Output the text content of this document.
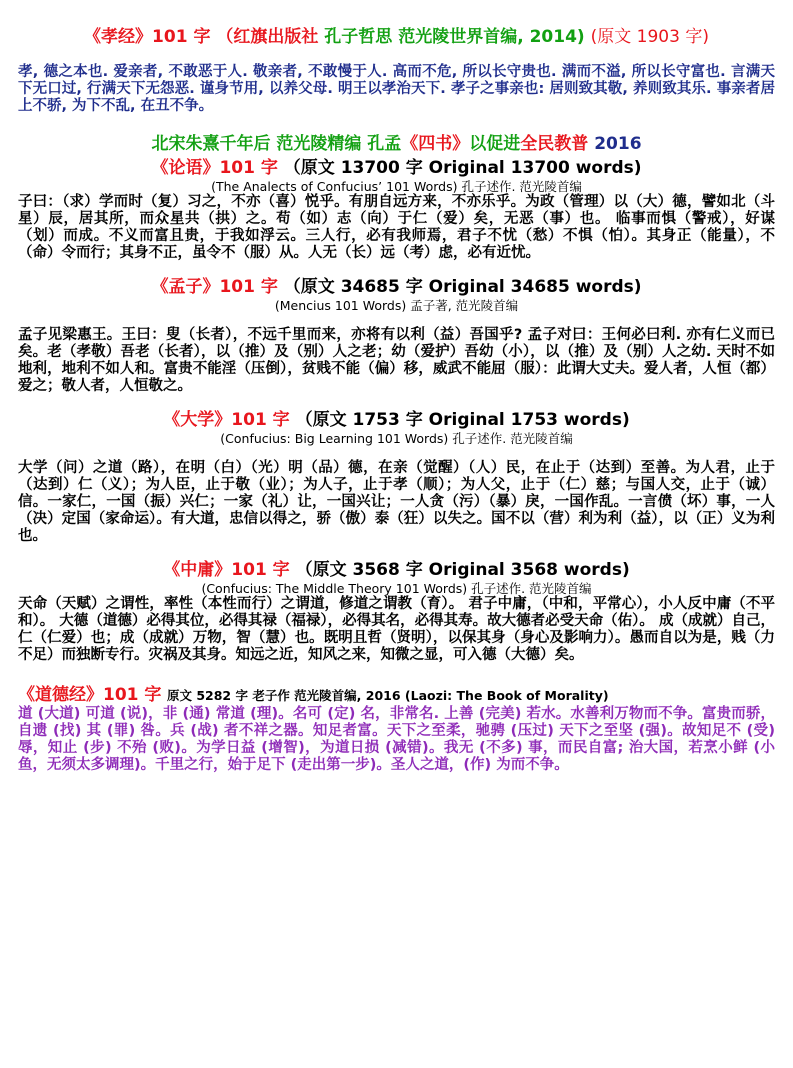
《孝经》101 字 （红旗出版社 孔子哲思 范光陵世界首编, 2014) (原文 1903 字)
孝, 德之本也. 爱亲者, 不敢恶于人. 敬亲者, 不敢慢于人. 高而不危, 所以长守贵也. 满而不溢, 所以长守富也. 言满天下无口过, 行满天下无怨恶. 谨身节用, 以养父母. 明王以孝治天下. 孝子之事亲也: 居则致其敬, 养则致其乐. 事亲者居上不骄, 为下不乱, 在丑不争。
北宋朱熹千年后 范光陵精编 孔孟《四书》以促进全民教普 2016
《论语》101 字 （原文 13700 字 Original 13700 words)
(The Analects of Confucius’ 101 Words) 孔子述作. 范光陵首编
子曰：（求）学而时（复）习之，不亦（喜）悦乎。有朋自远方来，不亦乐乎。为政（管理）以（大）德，譬如北（斗星）辰，居其所，而众星共（拱）之。苟（如）志（向）于仁（爱）矣，无恶（事）也。 临事而惧（警戒），好谋（划）而成。不义而富且贵，于我如浮云。三人行，必有我师焉，君子不忧（愁）不惧（怕）。其身正（能量），不（命）令而行；其身不正，虽令不（服）从。人无（长）远（考）虑，必有近忧。
《孟子》101 字 （原文 34685 字 Original 34685 words)
(Mencius 101 Words) 孟子著, 范光陵首编
孟子见梁惠王。王曰：叟（长者），不远千里而来，亦将有以利（益）吾国乎? 孟子对曰：王何必曰利. 亦有仁义而已矣。老（孝敬）吾老（长者），以（推）及（别）人之老；幼（爱护）吾幼（小），以（推）及（别）人之幼. 天时不如地利，地利不如人和。富贵不能淫（压倒），贫贱不能（偏）移，威武不能屈（服）：此谓大丈夫。爱人者，人恒（都）爱之；敬人者，人恒敬之。
《大学》101 字 （原文 1753 字 Original 1753 words)
(Confucius: Big Learning 101 Words) 孔子述作. 范光陵首编
大学（问）之道（路），在明（白）（光）明（品）德，在亲（觉醒）（人）民，在止于（达到）至善。为人君，止于（达到）仁（义）；为人臣，止于敬（业）；为人子，止于孝（顺）；为人父，止于（仁）慈；与国人交，止于（诚）信。一家仁，一国（振）兴仁；一家（礼）让，一国兴让；一人贪（污）（暴）戾，一国作乱。一言偾（坏）事，一人（决）定国（家命运）。有大道，忠信以得之，骄（傲）泰（狂）以失之。国不以（营）利为利（益），以（正）义为利也。
《中庸》101 字 （原文 3568 字 Original 3568 words)
(Confucius: The Middle Theory 101 Words) 孔子述作. 范光陵首编
天命（天赋）之谓性，率性（本性而行）之谓道，修道之谓教（育）。 君子中庸，（中和，平常心），小人反中庸（不平和）。 大德（道德）必得其位，必得其禄（福禄），必得其名，必得其寿。故大德者必受天命（佑）。 成（成就）自己，仁（仁爱）也；成（成就）万物，智（慧）也。既明且哲（贤明），以保其身（身心及影响力）。愚而自以为是，贱（力不足）而独断专行。灾祸及其身。知远之近，知风之来，知微之显，可入德（大德）矣。
《道德经》101 字 原文 5282 字 老子作 范光陵首编, 2016 (Laozi: The Book of Morality)
道 (大道) 可道 (说)，非 (通) 常道 (理)。名可 (定) 名，非常名. 上善 (完美) 若水。水善利万物而不争。富贵而骄，自遗 (找) 其 (罪) 咎。兵 (战) 者不祥之器。知足者富。天下之至柔，驰骋 (压过) 天下之至坚 (强)。故知足不 (受) 辱，知止 (步) 不殆 (败)。为学日益 (增智)，为道日损 (减错)。我无 (不多) 事，而民自富; 治大国，若烹小鲜 (小鱼，无须太多调理)。千里之行，始于足下 (走出第一步)。圣人之道，(作) 为而不争。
..............................
• _Problem_
Quote the preceding records in their entirety, excluding every picture.

• _Expected output_
Output the text content of this document.
《孝经》101 字 （红旗出版社 孔子哲思 范光陵世界首编, 2014) (原文 1903 字)
孝, 德之本也. 爱亲者, 不敢恶于人. 敬亲者, 不敢慢于人. 高而不危, 所以长守贵也. 满而不溢, 所以长守富也. 言满天下无口过, 行满天下无怨恶. 谨身节用, 以养父母. 明王以孝治天下. 孝子之事亲也: 居则致其敬, 养则致其乐. 事亲者居上不骄, 为下不乱, 在丑不争。
北宋朱熹千年后 范光陵精编 孔孟《四书》以促进全民教普 2016
《论语》101 字 （原文 13700 字 Original 13700 words)
(The Analects of Confucius’ 101 Words) 孔子述作. 范光陵首编
子曰：（求）学而时（复）习之，不亦（喜）悦乎。有朋自远方来，不亦乐乎。为政（管理）以（大）德，譬如北（斗星）辰，居其所，而众星共（拱）之。苟（如）志（向）于仁（爱）矣，无恶（事）也。 临事而惧（警戒），好谋（划）而成。不义而富且贵，于我如浮云。三人行，必有我师焉，君子不忧（愁）不惧（怕）。其身正（能量），不（命）令而行；其身不正，虽令不（服）从。人无（长）远（考）虑，必有近忧。
《孟子》101 字 （原文 34685 字 Original 34685 words)
(Mencius 101 Words) 孟子著, 范光陵首编
孟子见梁惠王。王曰：叟（长者），不远千里而来，亦将有以利（益）吾国乎? 孟子对曰：王何必曰利. 亦有仁义而已矣。老（孝敬）吾老（长者），以（推）及（别）人之老；幼（爱护）吾幼（小），以（推）及（别）人之幼. 天时不如地利，地利不如人和。富贵不能淫（压倒），贫贱不能（偏）移，威武不能屈（服）：此谓大丈夫。爱人者，人恒（都）爱之；敬人者，人恒敬之。
《大学》101 字 （原文 1753 字 Original 1753 words)
(Confucius: Big Learning 101 Words) 孔子述作. 范光陵首编
大学（问）之道（路），在明（白）（光）明（品）德，在亲（觉醒）（人）民，在止于（达到）至善。为人君，止于（达到）仁（义）；为人臣，止于敬（业）；为人子，止于孝（顺）；为人父，止于（仁）慈；与国人交，止于（诚）信。一家仁，一国（振）兴仁；一家（礼）让，一国兴让；一人贪（污）（暴）戾，一国作乱。一言偾（坏）事，一人（决）定国（家命运）。有大道，忠信以得之，骄（傲）泰（狂）以失之。国不以（营）利为利（益），以（正）义为利也。
《中庸》101 字 （原文 3568 字 Original 3568 words)
(Confucius: The Middle Theory 101 Words) 孔子述作. 范光陵首编
天命（天赋）之谓性，率性（本性而行）之谓道，修道之谓教（育）。 君子中庸，（中和，平常心），小人反中庸（不平和）。 大德（道德）必得其位，必得其禄（福禄），必得其名，必得其寿。故大德者必受天命（佑）。 成（成就）自己，仁（仁爱）也；成（成就）万物，智（慧）也。既明且哲（贤明），以保其身（身心及影响力）。愚而自以为是，贱（力不足）而独断专行。灾祸及其身。知远之近，知风之来，知微之显，可入德（大德）矣。
《道德经》101 字 原文 5282 字 老子作 范光陵首编, 2016 (Laozi: The Book of Morality)
道 (大道) 可道 (说)，非 (通) 常道 (理)。名可 (定) 名，非常名. 上善 (完美) 若水。水善利万物而不争。富贵而骄，自遗 (找) 其 (罪) 咎。兵 (战) 者不祥之器。知足者富。天下之至柔，驰骋 (压过) 天下之至坚 (强)。故知足不 (受) 辱，知止 (步) 不殆 (败)。为学日益 (增智)，为道日损 (减错)。我无 (不多) 事，而民自富; 治大国，若烹小鲜 (小鱼，无须太多调理)。千里之行，始于足下 (走出第一步)。圣人之道，(作) 为而不争。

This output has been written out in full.